Return each line containing "rulerHeight".

== GIVEN DATA

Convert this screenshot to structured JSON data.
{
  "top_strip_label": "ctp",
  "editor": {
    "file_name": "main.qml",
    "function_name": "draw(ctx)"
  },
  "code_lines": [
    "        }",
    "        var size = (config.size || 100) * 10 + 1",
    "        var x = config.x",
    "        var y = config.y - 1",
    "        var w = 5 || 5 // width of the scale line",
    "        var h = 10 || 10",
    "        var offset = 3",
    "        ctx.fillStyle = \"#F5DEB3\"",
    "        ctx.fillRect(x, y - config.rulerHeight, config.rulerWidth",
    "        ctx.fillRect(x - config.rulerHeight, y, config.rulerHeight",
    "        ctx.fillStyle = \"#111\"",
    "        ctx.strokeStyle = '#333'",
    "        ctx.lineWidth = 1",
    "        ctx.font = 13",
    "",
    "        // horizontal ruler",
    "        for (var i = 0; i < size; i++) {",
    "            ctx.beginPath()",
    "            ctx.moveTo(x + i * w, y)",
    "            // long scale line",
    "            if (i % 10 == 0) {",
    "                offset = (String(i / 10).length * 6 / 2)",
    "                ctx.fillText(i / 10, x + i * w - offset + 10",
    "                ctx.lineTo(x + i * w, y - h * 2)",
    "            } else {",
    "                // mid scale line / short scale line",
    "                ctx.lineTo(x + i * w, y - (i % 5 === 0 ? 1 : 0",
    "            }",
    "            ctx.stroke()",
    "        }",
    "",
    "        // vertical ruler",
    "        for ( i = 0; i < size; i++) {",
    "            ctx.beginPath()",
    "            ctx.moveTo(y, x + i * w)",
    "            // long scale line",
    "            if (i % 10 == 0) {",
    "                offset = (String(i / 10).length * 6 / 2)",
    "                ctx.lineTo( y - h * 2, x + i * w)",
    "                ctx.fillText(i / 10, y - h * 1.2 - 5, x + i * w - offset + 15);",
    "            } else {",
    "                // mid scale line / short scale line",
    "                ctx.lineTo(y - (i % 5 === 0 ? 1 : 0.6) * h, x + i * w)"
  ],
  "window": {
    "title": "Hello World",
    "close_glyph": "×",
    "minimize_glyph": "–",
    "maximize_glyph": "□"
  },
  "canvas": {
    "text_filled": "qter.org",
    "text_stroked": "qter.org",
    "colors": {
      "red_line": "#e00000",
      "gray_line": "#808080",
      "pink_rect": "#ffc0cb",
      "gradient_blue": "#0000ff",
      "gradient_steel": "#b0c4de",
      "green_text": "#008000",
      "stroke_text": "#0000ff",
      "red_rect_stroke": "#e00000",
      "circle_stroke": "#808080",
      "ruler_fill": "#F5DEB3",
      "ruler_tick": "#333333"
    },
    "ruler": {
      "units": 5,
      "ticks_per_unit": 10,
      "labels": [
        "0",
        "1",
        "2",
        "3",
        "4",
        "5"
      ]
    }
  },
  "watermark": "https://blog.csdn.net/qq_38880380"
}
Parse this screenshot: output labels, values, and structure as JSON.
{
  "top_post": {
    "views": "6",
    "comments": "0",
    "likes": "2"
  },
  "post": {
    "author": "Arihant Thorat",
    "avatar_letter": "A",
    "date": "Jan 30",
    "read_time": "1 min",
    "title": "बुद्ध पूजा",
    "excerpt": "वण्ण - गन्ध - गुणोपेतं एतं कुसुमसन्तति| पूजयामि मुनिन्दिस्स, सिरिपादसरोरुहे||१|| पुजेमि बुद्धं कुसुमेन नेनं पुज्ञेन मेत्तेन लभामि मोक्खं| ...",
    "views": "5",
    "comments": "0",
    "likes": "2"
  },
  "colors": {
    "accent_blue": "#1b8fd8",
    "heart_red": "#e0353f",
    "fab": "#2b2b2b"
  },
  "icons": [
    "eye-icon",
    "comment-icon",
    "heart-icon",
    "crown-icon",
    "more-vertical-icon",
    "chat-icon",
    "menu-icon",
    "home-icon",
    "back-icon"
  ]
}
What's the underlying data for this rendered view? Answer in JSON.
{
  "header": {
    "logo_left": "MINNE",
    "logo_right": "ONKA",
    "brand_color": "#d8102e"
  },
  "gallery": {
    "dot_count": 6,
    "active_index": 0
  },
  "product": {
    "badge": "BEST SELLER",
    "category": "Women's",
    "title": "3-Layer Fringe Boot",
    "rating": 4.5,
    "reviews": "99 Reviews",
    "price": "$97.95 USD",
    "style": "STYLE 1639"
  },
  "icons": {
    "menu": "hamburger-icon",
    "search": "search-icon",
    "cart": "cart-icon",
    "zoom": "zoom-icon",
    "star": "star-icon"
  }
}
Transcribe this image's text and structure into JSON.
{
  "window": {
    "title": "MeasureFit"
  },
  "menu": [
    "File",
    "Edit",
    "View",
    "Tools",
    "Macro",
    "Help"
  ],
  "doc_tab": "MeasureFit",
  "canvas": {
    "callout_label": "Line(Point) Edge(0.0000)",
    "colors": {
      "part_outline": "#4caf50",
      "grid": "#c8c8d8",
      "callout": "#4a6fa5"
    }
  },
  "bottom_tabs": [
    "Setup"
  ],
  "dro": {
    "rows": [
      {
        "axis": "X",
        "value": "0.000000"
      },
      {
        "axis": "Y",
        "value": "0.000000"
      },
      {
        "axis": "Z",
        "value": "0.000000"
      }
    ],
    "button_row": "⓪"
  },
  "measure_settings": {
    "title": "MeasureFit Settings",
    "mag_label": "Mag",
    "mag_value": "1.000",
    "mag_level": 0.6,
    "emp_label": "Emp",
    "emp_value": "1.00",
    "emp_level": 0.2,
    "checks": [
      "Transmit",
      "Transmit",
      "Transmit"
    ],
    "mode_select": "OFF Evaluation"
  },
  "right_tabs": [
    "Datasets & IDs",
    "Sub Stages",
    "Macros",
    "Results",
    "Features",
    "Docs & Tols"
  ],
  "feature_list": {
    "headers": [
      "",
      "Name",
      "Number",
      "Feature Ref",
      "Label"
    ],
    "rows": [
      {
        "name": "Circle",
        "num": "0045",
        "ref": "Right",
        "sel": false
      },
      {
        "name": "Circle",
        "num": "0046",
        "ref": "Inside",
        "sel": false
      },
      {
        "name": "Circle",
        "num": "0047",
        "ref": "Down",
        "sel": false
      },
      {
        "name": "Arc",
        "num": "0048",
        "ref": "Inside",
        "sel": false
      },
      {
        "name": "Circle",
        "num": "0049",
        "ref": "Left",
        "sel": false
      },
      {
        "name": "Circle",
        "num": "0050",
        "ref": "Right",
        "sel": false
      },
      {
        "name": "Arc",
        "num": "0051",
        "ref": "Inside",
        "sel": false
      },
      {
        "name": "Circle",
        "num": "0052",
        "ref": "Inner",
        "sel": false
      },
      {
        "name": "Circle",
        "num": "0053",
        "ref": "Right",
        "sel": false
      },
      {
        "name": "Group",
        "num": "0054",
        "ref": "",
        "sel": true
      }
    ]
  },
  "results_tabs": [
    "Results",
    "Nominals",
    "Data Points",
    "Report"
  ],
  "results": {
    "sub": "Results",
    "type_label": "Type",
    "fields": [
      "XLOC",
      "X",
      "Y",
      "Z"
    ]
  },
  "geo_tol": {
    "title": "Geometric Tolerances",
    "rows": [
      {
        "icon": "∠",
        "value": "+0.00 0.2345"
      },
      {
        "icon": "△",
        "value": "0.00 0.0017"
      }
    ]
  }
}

====

(ANSWER FOR THE TASK):
    "        ctx.fillRect(x, y - config.rulerHeight, config.rulerWidth",
    "        ctx.fillRect(x - config.rulerHeight, y, config.rulerHeight",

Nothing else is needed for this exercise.